» SUPPLIED RECORDS
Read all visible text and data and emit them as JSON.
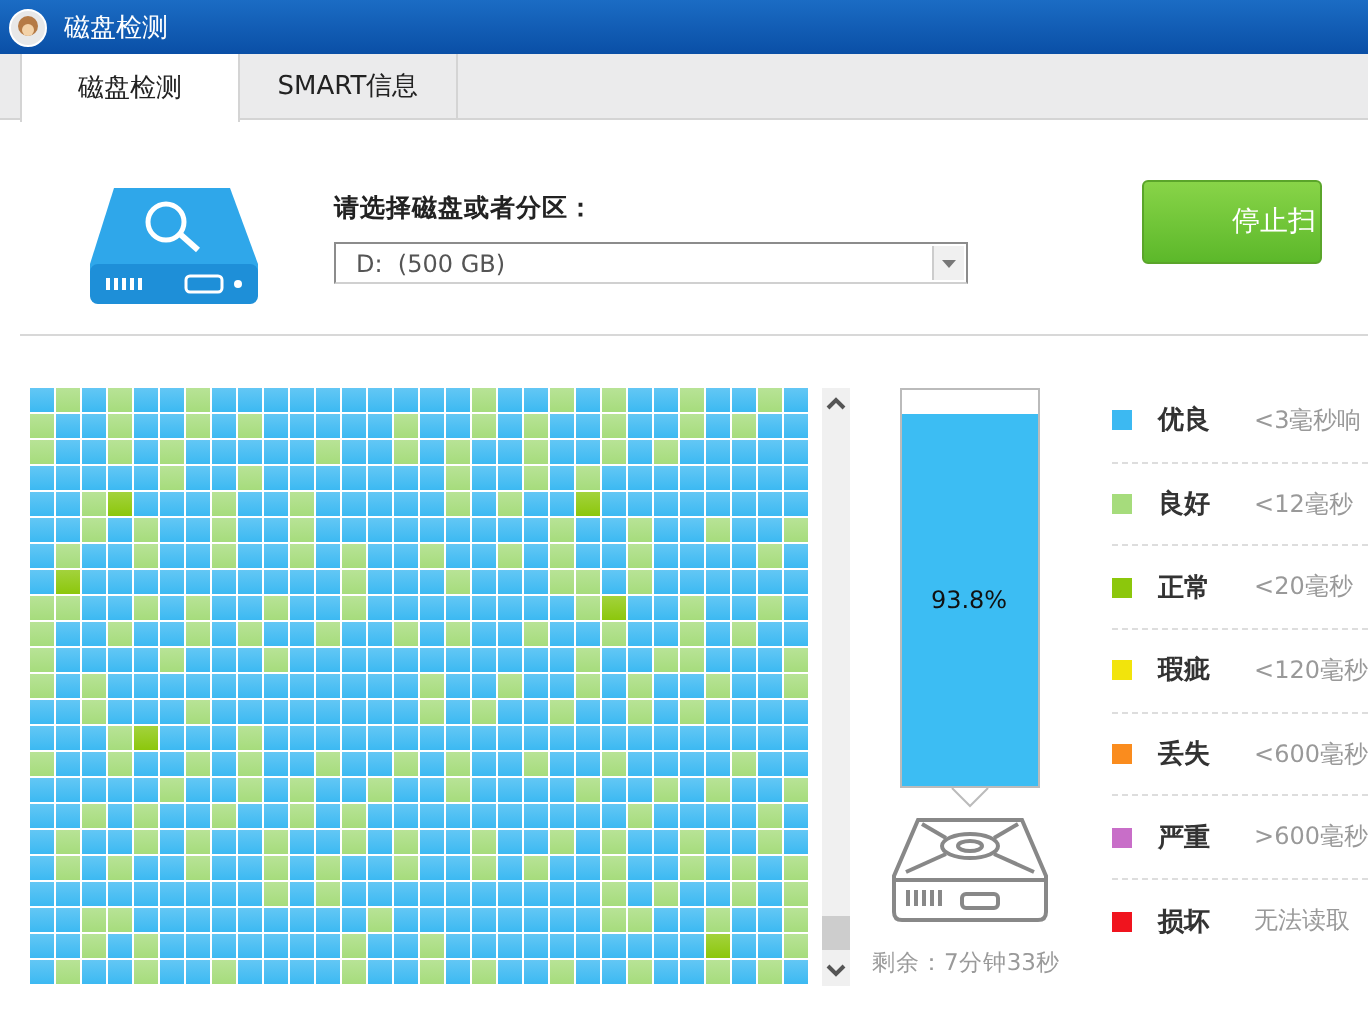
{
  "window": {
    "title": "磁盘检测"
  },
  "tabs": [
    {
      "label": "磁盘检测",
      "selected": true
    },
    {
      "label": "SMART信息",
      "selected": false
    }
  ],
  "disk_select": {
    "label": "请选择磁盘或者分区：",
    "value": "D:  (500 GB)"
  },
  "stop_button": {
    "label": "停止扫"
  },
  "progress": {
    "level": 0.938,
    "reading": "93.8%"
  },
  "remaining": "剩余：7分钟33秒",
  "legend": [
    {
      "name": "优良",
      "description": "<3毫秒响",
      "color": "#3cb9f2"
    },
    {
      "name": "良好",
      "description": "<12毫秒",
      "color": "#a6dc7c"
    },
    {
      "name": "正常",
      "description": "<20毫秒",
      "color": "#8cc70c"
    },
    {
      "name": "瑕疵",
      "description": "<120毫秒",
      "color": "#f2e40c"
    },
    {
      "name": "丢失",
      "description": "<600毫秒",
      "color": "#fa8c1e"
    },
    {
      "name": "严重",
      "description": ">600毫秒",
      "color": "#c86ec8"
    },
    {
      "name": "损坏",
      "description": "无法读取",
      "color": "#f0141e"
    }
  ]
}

» AIM OF THE EXERCISE
Generate a word-for-word copy of the preceding records, excluding all pictures.

» COMPLETE ANSWER
Read all visible text and data and emit them as JSON.
{
  "window": {
    "title": "磁盘检测"
  },
  "tabs": [
    {
      "label": "磁盘检测",
      "selected": true
    },
    {
      "label": "SMART信息",
      "selected": false
    }
  ],
  "disk_select": {
    "label": "请选择磁盘或者分区：",
    "value": "D:  (500 GB)"
  },
  "stop_button": {
    "label": "停止扫"
  },
  "progress": {
    "level": 0.938,
    "reading": "93.8%"
  },
  "remaining": "剩余：7分钟33秒",
  "legend": [
    {
      "name": "优良",
      "description": "<3毫秒响",
      "color": "#3cb9f2"
    },
    {
      "name": "良好",
      "description": "<12毫秒",
      "color": "#a6dc7c"
    },
    {
      "name": "正常",
      "description": "<20毫秒",
      "color": "#8cc70c"
    },
    {
      "name": "瑕疵",
      "description": "<120毫秒",
      "color": "#f2e40c"
    },
    {
      "name": "丢失",
      "description": "<600毫秒",
      "color": "#fa8c1e"
    },
    {
      "name": "严重",
      "description": ">600毫秒",
      "color": "#c86ec8"
    },
    {
      "name": "损坏",
      "description": "无法读取",
      "color": "#f0141e"
    }
  ]
}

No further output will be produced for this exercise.